* Given request: Report each line of the data that includes the word "國外旅費".

[Extracted records]

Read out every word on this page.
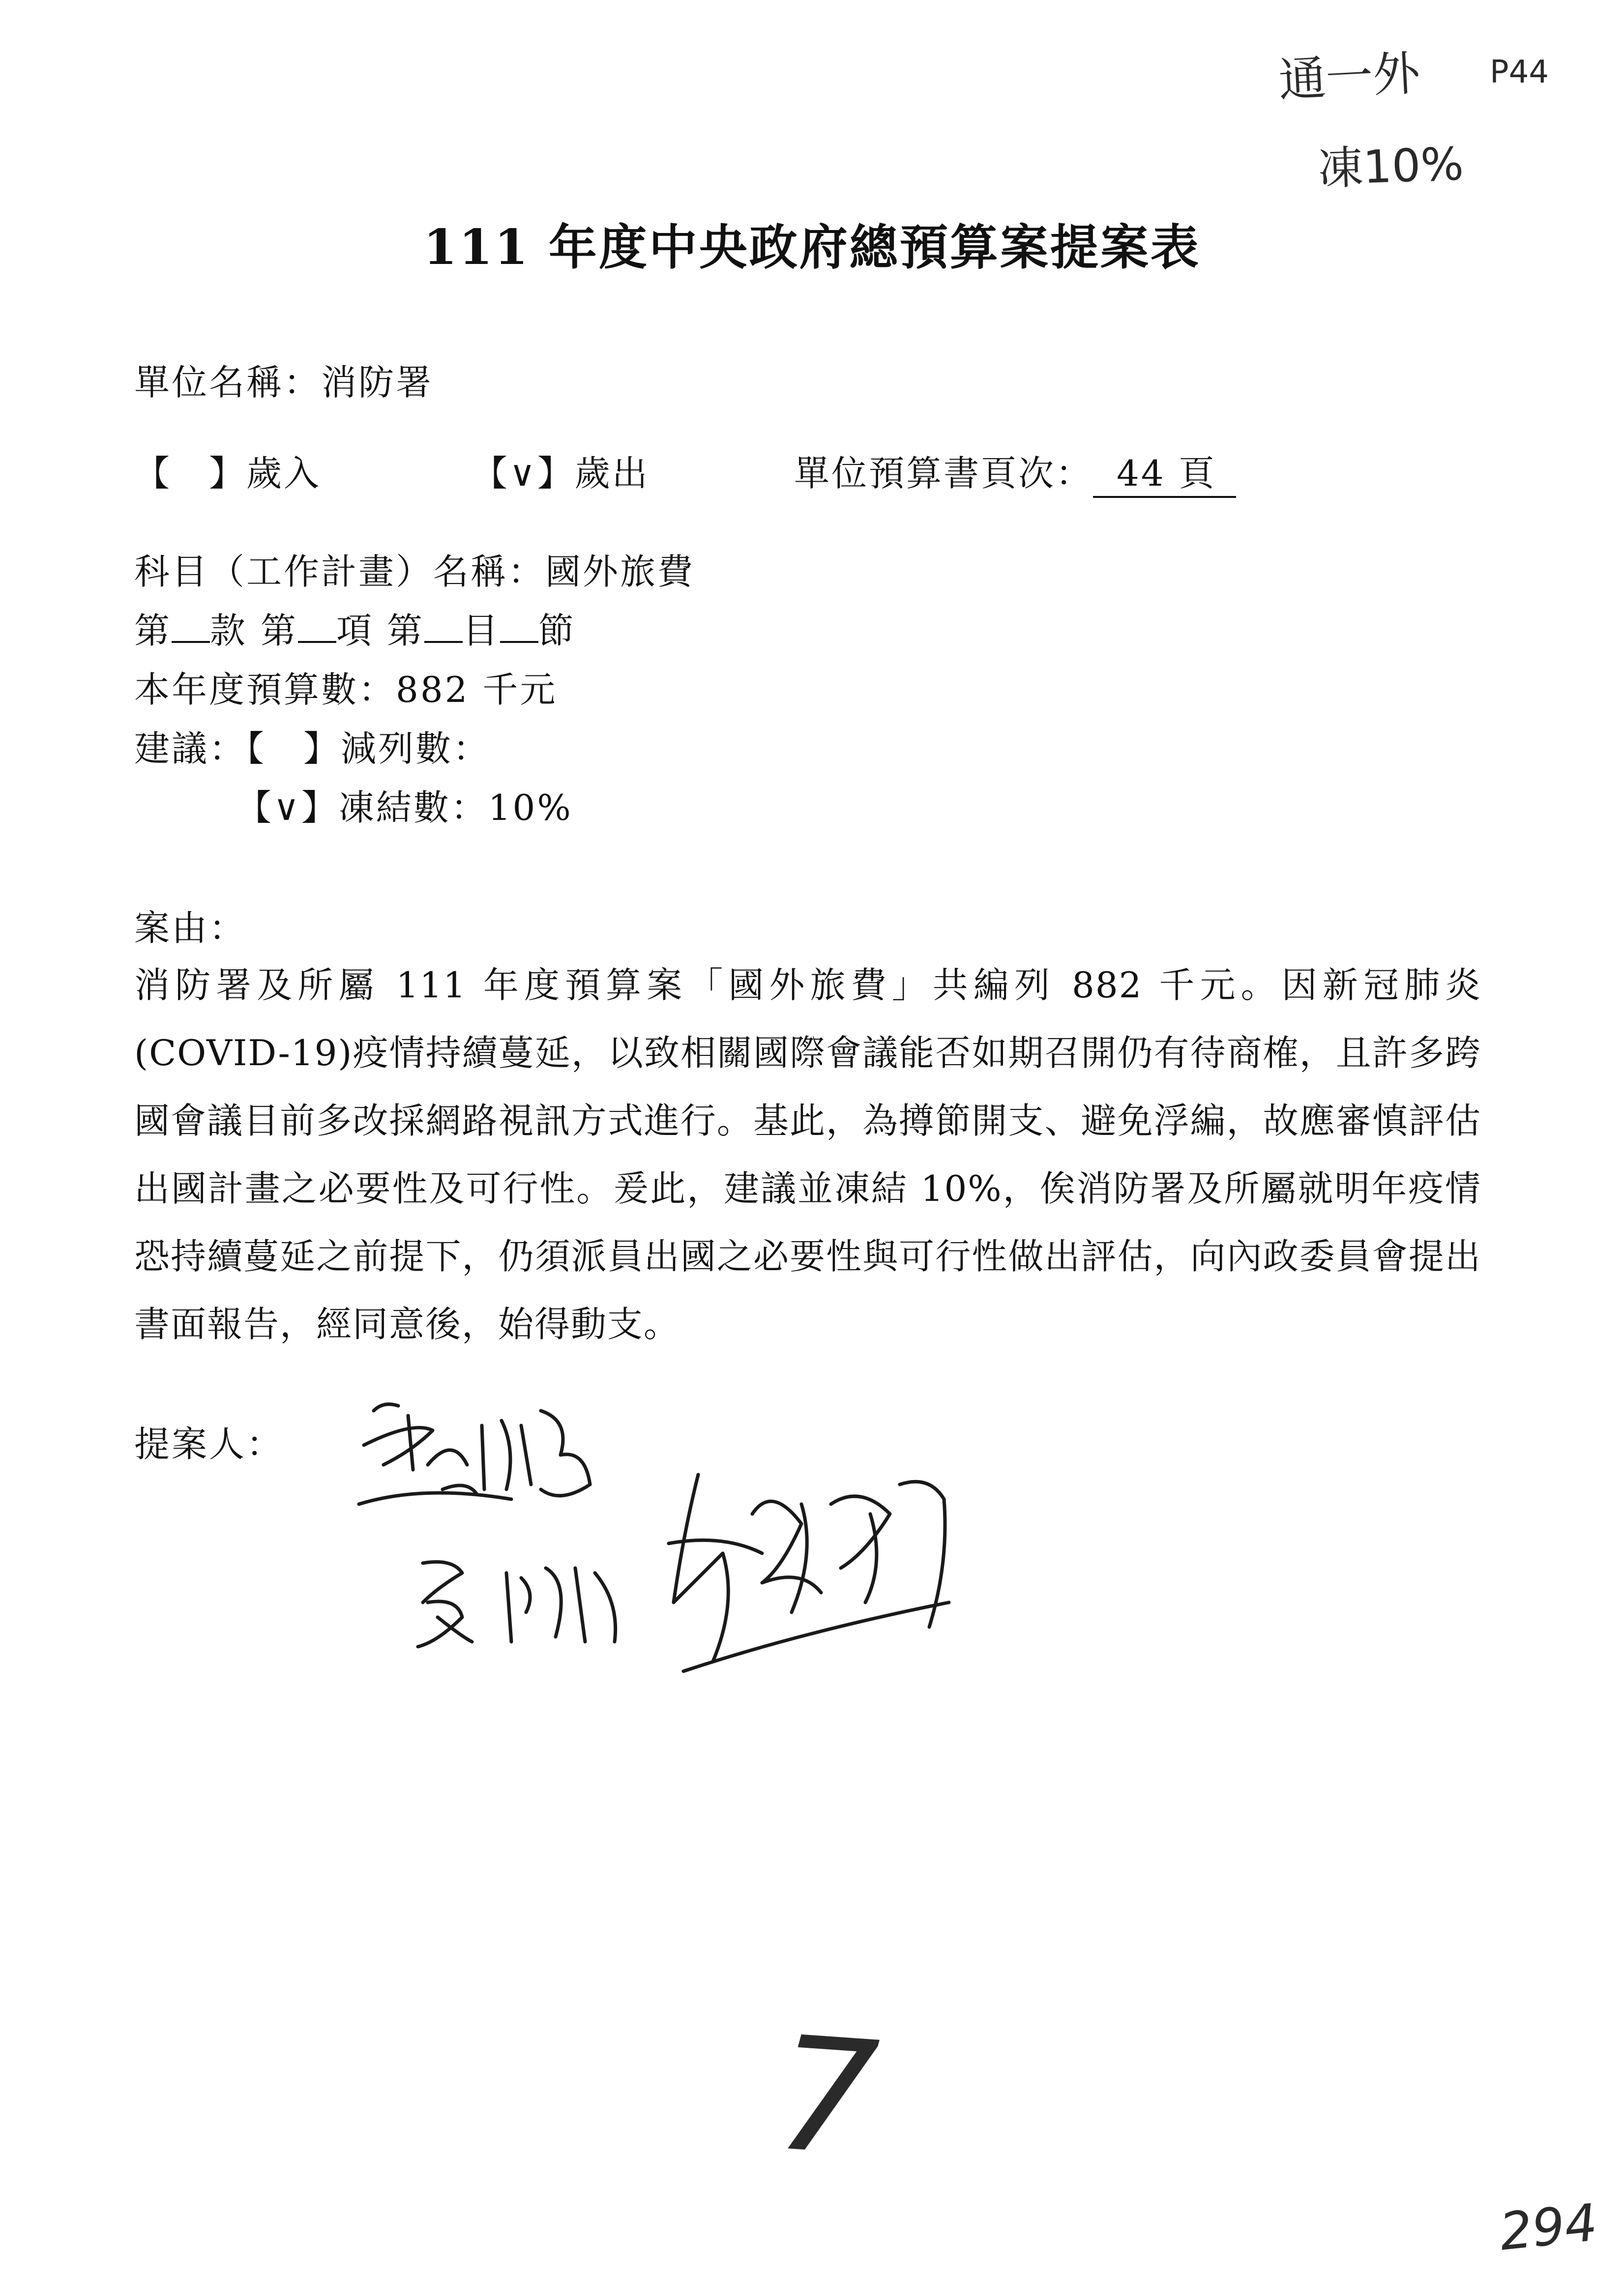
通一外 P44
凍10%
111 年度中央政府總預算案提案表
單位名稱：消防署
【　】歲入	【∨】歲出	單位預算書頁次： 44 頁
科目（工作計畫）名稱：國外旅費
第 款 第 項 第 目 節
本年度預算數：882 千元
建議：【　】減列數：
【∨】凍結數：10%
案由：
消防署及所屬 111 年度預算案「國外旅費」共編列 882 千元。因新冠肺炎(COVID-19)疫情持續蔓延，以致相關國際會議能否如期召開仍有待商榷，且許多跨國會議目前多改採網路視訊方式進行。基此，為撙節開支、避免浮編，故應審慎評估出國計畫之必要性及可行性。爰此，建議並凍結 10%，俟消防署及所屬就明年疫情恐持續蔓延之前提下，仍須派員出國之必要性與可行性做出評估，向內政委員會提出書面報告，經同意後，始得動支。
提案人：
7
294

* Solution to the exercise:
科目（工作計畫）名稱：國外旅費
消防署及所屬 111 年度預算案「國外旅費」共編列 882 千元。因新冠肺炎(COVID-19)疫情持續蔓延，以致相關國際會議能否如期召開仍有待商榷，且許多跨國會議目前多改採網路視訊方式進行。基此，為撙節開支、避免浮編，故應審慎評估出國計畫之必要性及可行性。爰此，建議並凍結 10%，俟消防署及所屬就明年疫情恐持續蔓延之前提下，仍須派員出國之必要性與可行性做出評估，向內政委員會提出書面報告，經同意後，始得動支。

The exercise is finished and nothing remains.